[What the task requires] Give the material again in full, matching it exactly.

++++ Dataset rows

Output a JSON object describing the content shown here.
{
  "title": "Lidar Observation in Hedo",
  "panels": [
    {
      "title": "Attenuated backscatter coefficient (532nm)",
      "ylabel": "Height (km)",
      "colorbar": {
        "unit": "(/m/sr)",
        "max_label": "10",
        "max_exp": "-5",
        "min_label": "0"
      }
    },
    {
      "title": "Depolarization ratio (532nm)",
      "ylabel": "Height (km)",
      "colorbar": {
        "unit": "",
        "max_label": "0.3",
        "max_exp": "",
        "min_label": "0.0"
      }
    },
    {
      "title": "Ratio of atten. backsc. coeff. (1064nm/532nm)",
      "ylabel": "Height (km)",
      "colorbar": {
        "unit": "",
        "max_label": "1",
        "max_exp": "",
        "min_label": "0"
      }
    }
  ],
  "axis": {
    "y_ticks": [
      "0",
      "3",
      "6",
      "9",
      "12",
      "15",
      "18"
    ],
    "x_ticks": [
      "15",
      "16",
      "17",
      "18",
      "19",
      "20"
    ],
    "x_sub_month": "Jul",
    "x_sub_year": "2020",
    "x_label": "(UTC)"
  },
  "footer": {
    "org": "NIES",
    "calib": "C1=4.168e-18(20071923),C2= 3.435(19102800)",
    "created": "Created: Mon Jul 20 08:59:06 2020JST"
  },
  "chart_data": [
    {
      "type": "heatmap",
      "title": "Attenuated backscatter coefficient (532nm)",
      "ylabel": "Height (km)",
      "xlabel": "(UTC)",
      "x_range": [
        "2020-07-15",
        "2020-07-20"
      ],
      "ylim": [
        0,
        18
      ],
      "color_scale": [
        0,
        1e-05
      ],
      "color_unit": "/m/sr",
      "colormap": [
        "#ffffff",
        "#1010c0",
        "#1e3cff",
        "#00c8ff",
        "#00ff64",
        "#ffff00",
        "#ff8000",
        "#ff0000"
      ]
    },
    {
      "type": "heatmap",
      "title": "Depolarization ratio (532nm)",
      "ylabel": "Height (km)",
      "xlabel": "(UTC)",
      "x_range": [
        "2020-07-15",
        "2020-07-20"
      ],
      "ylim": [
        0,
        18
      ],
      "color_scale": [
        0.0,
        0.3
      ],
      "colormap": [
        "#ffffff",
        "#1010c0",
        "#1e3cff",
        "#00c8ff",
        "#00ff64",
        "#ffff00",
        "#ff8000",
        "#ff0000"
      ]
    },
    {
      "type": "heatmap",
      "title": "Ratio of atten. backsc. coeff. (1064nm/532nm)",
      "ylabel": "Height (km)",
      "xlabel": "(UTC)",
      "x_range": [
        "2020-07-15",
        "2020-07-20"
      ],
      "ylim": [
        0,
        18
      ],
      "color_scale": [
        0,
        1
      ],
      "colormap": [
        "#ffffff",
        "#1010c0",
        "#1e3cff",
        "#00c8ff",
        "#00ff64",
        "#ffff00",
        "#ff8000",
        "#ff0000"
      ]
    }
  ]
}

++++++++

[Correct output]
Output a JSON object describing the content shown here.
{
  "title": "Lidar Observation in Hedo",
  "panels": [
    {
      "title": "Attenuated backscatter coefficient (532nm)",
      "ylabel": "Height (km)",
      "colorbar": {
        "unit": "(/m/sr)",
        "max_label": "10",
        "max_exp": "-5",
        "min_label": "0"
      }
    },
    {
      "title": "Depolarization ratio (532nm)",
      "ylabel": "Height (km)",
      "colorbar": {
        "unit": "",
        "max_label": "0.3",
        "max_exp": "",
        "min_label": "0.0"
      }
    },
    {
      "title": "Ratio of atten. backsc. coeff. (1064nm/532nm)",
      "ylabel": "Height (km)",
      "colorbar": {
        "unit": "",
        "max_label": "1",
        "max_exp": "",
        "min_label": "0"
      }
    }
  ],
  "axis": {
    "y_ticks": [
      "0",
      "3",
      "6",
      "9",
      "12",
      "15",
      "18"
    ],
    "x_ticks": [
      "15",
      "16",
      "17",
      "18",
      "19",
      "20"
    ],
    "x_sub_month": "Jul",
    "x_sub_year": "2020",
    "x_label": "(UTC)"
  },
  "footer": {
    "org": "NIES",
    "calib": "C1=4.168e-18(20071923),C2= 3.435(19102800)",
    "created": "Created: Mon Jul 20 08:59:06 2020JST"
  },
  "chart_data": [
    {
      "type": "heatmap",
      "title": "Attenuated backscatter coefficient (532nm)",
      "ylabel": "Height (km)",
      "xlabel": "(UTC)",
      "x_range": [
        "2020-07-15",
        "2020-07-20"
      ],
      "ylim": [
        0,
        18
      ],
      "color_scale": [
        0,
        1e-05
      ],
      "color_unit": "/m/sr",
      "colormap": [
        "#ffffff",
        "#1010c0",
        "#1e3cff",
        "#00c8ff",
        "#00ff64",
        "#ffff00",
        "#ff8000",
        "#ff0000"
      ]
    },
    {
      "type": "heatmap",
      "title": "Depolarization ratio (532nm)",
      "ylabel": "Height (km)",
      "xlabel": "(UTC)",
      "x_range": [
        "2020-07-15",
        "2020-07-20"
      ],
      "ylim": [
        0,
        18
      ],
      "color_scale": [
        0.0,
        0.3
      ],
      "colormap": [
        "#ffffff",
        "#1010c0",
        "#1e3cff",
        "#00c8ff",
        "#00ff64",
        "#ffff00",
        "#ff8000",
        "#ff0000"
      ]
    },
    {
      "type": "heatmap",
      "title": "Ratio of atten. backsc. coeff. (1064nm/532nm)",
      "ylabel": "Height (km)",
      "xlabel": "(UTC)",
      "x_range": [
        "2020-07-15",
        "2020-07-20"
      ],
      "ylim": [
        0,
        18
      ],
      "color_scale": [
        0,
        1
      ],
      "colormap": [
        "#ffffff",
        "#1010c0",
        "#1e3cff",
        "#00c8ff",
        "#00ff64",
        "#ffff00",
        "#ff8000",
        "#ff0000"
      ]
    }
  ]
}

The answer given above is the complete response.